WHAT IS REQUIRED: Transcribe the following records in full, exactly as shown.

INFORMATION PROVIDED:

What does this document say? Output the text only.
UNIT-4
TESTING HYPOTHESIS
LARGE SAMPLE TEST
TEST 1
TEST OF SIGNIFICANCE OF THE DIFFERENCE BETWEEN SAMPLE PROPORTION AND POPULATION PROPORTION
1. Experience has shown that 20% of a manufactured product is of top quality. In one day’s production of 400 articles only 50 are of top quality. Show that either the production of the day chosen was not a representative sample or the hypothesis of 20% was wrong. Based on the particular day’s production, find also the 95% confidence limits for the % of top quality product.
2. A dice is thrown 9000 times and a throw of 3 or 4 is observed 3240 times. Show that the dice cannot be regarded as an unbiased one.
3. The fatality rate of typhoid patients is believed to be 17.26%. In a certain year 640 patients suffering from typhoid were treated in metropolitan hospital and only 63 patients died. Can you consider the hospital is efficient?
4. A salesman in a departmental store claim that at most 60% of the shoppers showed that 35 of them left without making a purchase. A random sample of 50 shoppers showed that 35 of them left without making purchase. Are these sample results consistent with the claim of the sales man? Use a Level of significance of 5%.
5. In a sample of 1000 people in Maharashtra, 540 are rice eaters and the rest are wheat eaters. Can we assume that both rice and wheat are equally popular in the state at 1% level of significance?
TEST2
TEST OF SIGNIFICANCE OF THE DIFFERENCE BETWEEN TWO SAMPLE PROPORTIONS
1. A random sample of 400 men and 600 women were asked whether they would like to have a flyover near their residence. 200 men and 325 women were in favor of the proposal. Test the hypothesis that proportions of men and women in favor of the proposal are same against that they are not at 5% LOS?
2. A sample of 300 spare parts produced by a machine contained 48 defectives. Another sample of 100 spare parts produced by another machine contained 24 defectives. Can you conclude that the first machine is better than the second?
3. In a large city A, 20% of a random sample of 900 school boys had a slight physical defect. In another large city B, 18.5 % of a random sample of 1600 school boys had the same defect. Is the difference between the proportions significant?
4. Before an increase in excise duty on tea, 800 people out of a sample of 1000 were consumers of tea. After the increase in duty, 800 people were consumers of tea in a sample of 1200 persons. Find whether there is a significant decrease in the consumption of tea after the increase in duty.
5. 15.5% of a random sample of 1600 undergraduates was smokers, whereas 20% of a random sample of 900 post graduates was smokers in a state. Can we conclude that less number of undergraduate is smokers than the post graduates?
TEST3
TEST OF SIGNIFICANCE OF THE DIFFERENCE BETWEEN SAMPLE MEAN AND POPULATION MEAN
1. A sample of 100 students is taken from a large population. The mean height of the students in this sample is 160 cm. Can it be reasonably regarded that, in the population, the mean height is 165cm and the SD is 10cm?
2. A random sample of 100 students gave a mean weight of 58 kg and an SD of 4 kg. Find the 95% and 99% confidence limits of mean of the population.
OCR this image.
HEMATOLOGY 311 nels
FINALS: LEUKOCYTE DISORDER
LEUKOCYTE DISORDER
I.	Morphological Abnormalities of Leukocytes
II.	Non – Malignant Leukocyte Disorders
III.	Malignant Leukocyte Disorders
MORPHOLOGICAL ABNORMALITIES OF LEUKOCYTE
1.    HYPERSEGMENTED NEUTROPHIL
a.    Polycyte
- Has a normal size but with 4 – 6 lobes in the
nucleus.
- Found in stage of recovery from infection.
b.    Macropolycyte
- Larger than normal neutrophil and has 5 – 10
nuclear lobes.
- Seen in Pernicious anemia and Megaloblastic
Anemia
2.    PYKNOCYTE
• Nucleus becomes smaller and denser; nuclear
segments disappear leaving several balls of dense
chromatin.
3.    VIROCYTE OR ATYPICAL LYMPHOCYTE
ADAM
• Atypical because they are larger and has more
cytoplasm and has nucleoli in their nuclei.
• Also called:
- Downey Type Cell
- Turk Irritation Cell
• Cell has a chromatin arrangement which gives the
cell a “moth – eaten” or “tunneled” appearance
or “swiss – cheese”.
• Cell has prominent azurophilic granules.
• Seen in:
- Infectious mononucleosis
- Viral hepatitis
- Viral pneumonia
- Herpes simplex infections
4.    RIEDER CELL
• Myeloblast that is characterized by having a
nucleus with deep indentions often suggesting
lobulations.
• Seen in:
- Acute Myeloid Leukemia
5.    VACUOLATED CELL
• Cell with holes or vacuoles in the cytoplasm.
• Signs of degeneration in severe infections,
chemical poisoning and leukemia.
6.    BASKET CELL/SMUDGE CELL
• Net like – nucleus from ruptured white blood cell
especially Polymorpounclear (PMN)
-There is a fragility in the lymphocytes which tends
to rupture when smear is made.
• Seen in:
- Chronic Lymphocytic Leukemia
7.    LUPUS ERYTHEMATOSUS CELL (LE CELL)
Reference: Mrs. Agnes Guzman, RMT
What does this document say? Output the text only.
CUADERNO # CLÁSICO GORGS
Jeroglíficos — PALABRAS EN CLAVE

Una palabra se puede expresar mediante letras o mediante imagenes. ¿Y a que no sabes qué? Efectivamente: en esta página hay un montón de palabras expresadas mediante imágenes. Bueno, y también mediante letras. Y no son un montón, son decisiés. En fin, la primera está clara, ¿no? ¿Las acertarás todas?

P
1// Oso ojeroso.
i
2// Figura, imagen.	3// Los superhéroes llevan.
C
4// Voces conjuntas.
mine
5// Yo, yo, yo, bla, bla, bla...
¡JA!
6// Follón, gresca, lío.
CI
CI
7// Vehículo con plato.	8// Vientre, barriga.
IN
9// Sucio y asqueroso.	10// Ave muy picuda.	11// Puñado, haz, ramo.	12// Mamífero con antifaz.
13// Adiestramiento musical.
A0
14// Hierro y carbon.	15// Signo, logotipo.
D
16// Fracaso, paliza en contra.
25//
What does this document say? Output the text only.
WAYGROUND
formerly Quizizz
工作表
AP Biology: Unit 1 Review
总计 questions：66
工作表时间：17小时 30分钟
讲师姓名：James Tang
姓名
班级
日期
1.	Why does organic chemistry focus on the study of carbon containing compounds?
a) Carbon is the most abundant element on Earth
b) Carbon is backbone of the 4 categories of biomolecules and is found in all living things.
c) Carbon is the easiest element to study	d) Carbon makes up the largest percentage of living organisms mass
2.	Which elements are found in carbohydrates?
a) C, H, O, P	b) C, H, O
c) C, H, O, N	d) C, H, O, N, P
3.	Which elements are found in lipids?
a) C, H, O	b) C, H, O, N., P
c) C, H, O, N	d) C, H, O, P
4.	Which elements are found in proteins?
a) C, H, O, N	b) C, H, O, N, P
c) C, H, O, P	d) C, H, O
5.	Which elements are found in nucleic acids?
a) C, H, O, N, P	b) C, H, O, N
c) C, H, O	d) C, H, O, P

FINAL ANSWER:
What does this document say? Output the text only.
UNIT-4
TESTING HYPOTHESIS
LARGE SAMPLE TEST
TEST 1
TEST OF SIGNIFICANCE OF THE DIFFERENCE BETWEEN SAMPLE PROPORTION AND POPULATION PROPORTION
1. Experience has shown that 20% of a manufactured product is of top quality. In one day’s production of 400 articles only 50 are of top quality. Show that either the production of the day chosen was not a representative sample or the hypothesis of 20% was wrong. Based on the particular day’s production, find also the 95% confidence limits for the % of top quality product.
2. A dice is thrown 9000 times and a throw of 3 or 4 is observed 3240 times. Show that the dice cannot be regarded as an unbiased one.
3. The fatality rate of typhoid patients is believed to be 17.26%. In a certain year 640 patients suffering from typhoid were treated in metropolitan hospital and only 63 patients died. Can you consider the hospital is efficient?
4. A salesman in a departmental store claim that at most 60% of the shoppers showed that 35 of them left without making a purchase. A random sample of 50 shoppers showed that 35 of them left without making purchase. Are these sample results consistent with the claim of the sales man? Use a Level of significance of 5%.
5. In a sample of 1000 people in Maharashtra, 540 are rice eaters and the rest are wheat eaters. Can we assume that both rice and wheat are equally popular in the state at 1% level of significance?
TEST2
TEST OF SIGNIFICANCE OF THE DIFFERENCE BETWEEN TWO SAMPLE PROPORTIONS
1. A random sample of 400 men and 600 women were asked whether they would like to have a flyover near their residence. 200 men and 325 women were in favor of the proposal. Test the hypothesis that proportions of men and women in favor of the proposal are same against that they are not at 5% LOS?
2. A sample of 300 spare parts produced by a machine contained 48 defectives. Another sample of 100 spare parts produced by another machine contained 24 defectives. Can you conclude that the first machine is better than the second?
3. In a large city A, 20% of a random sample of 900 school boys had a slight physical defect. In another large city B, 18.5 % of a random sample of 1600 school boys had the same defect. Is the difference between the proportions significant?
4. Before an increase in excise duty on tea, 800 people out of a sample of 1000 were consumers of tea. After the increase in duty, 800 people were consumers of tea in a sample of 1200 persons. Find whether there is a significant decrease in the consumption of tea after the increase in duty.
5. 15.5% of a random sample of 1600 undergraduates was smokers, whereas 20% of a random sample of 900 post graduates was smokers in a state. Can we conclude that less number of undergraduate is smokers than the post graduates?
TEST3
TEST OF SIGNIFICANCE OF THE DIFFERENCE BETWEEN SAMPLE MEAN AND POPULATION MEAN
1. A sample of 100 students is taken from a large population. The mean height of the students in this sample is 160 cm. Can it be reasonably regarded that, in the population, the mean height is 165cm and the SD is 10cm?
2. A random sample of 100 students gave a mean weight of 58 kg and an SD of 4 kg. Find the 95% and 99% confidence limits of mean of the population.
OCR this image.
HEMATOLOGY 311 nels
FINALS: LEUKOCYTE DISORDER
LEUKOCYTE DISORDER
I.	Morphological Abnormalities of Leukocytes
II.	Non – Malignant Leukocyte Disorders
III.	Malignant Leukocyte Disorders
MORPHOLOGICAL ABNORMALITIES OF LEUKOCYTE
1.    HYPERSEGMENTED NEUTROPHIL
a.    Polycyte
- Has a normal size but with 4 – 6 lobes in the
nucleus.
- Found in stage of recovery from infection.
b.    Macropolycyte
- Larger than normal neutrophil and has 5 – 10
nuclear lobes.
- Seen in Pernicious anemia and Megaloblastic
Anemia
2.    PYKNOCYTE
• Nucleus becomes smaller and denser; nuclear
segments disappear leaving several balls of dense
chromatin.
3.    VIROCYTE OR ATYPICAL LYMPHOCYTE
ADAM
• Atypical because they are larger and has more
cytoplasm and has nucleoli in their nuclei.
• Also called:
- Downey Type Cell
- Turk Irritation Cell
• Cell has a chromatin arrangement which gives the
cell a “moth – eaten” or “tunneled” appearance
or “swiss – cheese”.
• Cell has prominent azurophilic granules.
• Seen in:
- Infectious mononucleosis
- Viral hepatitis
- Viral pneumonia
- Herpes simplex infections
4.    RIEDER CELL
• Myeloblast that is characterized by having a
nucleus with deep indentions often suggesting
lobulations.
• Seen in:
- Acute Myeloid Leukemia
5.    VACUOLATED CELL
• Cell with holes or vacuoles in the cytoplasm.
• Signs of degeneration in severe infections,
chemical poisoning and leukemia.
6.    BASKET CELL/SMUDGE CELL
• Net like – nucleus from ruptured white blood cell
especially Polymorpounclear (PMN)
-There is a fragility in the lymphocytes which tends
to rupture when smear is made.
• Seen in:
- Chronic Lymphocytic Leukemia
7.    LUPUS ERYTHEMATOSUS CELL (LE CELL)
Reference: Mrs. Agnes Guzman, RMT
What does this document say? Output the text only.
CUADERNO # CLÁSICO GORGS
Jeroglíficos — PALABRAS EN CLAVE

Una palabra se puede expresar mediante letras o mediante imagenes. ¿Y a que no sabes qué? Efectivamente: en esta página hay un montón de palabras expresadas mediante imágenes. Bueno, y también mediante letras. Y no son un montón, son decisiés. En fin, la primera está clara, ¿no? ¿Las acertarás todas?

P
1// Oso ojeroso.
i
2// Figura, imagen.	3// Los superhéroes llevan.
C
4// Voces conjuntas.
mine
5// Yo, yo, yo, bla, bla, bla...
¡JA!
6// Follón, gresca, lío.
CI
CI
7// Vehículo con plato.	8// Vientre, barriga.
IN
9// Sucio y asqueroso.	10// Ave muy picuda.	11// Puñado, haz, ramo.	12// Mamífero con antifaz.
13// Adiestramiento musical.
A0
14// Hierro y carbon.	15// Signo, logotipo.
D
16// Fracaso, paliza en contra.
25//
What does this document say? Output the text only.
WAYGROUND
formerly Quizizz
工作表
AP Biology: Unit 1 Review
总计 questions：66
工作表时间：17小时 30分钟
讲师姓名：James Tang
姓名
班级
日期
1.	Why does organic chemistry focus on the study of carbon containing compounds?
a) Carbon is the most abundant element on Earth
b) Carbon is backbone of the 4 categories of biomolecules and is found in all living things.
c) Carbon is the easiest element to study	d) Carbon makes up the largest percentage of living organisms mass
2.	Which elements are found in carbohydrates?
a) C, H, O, P	b) C, H, O
c) C, H, O, N	d) C, H, O, N, P
3.	Which elements are found in lipids?
a) C, H, O	b) C, H, O, N., P
c) C, H, O, N	d) C, H, O, P
4.	Which elements are found in proteins?
a) C, H, O, N	b) C, H, O, N, P
c) C, H, O, P	d) C, H, O
5.	Which elements are found in nucleic acids?
a) C, H, O, N, P	b) C, H, O, N
c) C, H, O	d) C, H, O, P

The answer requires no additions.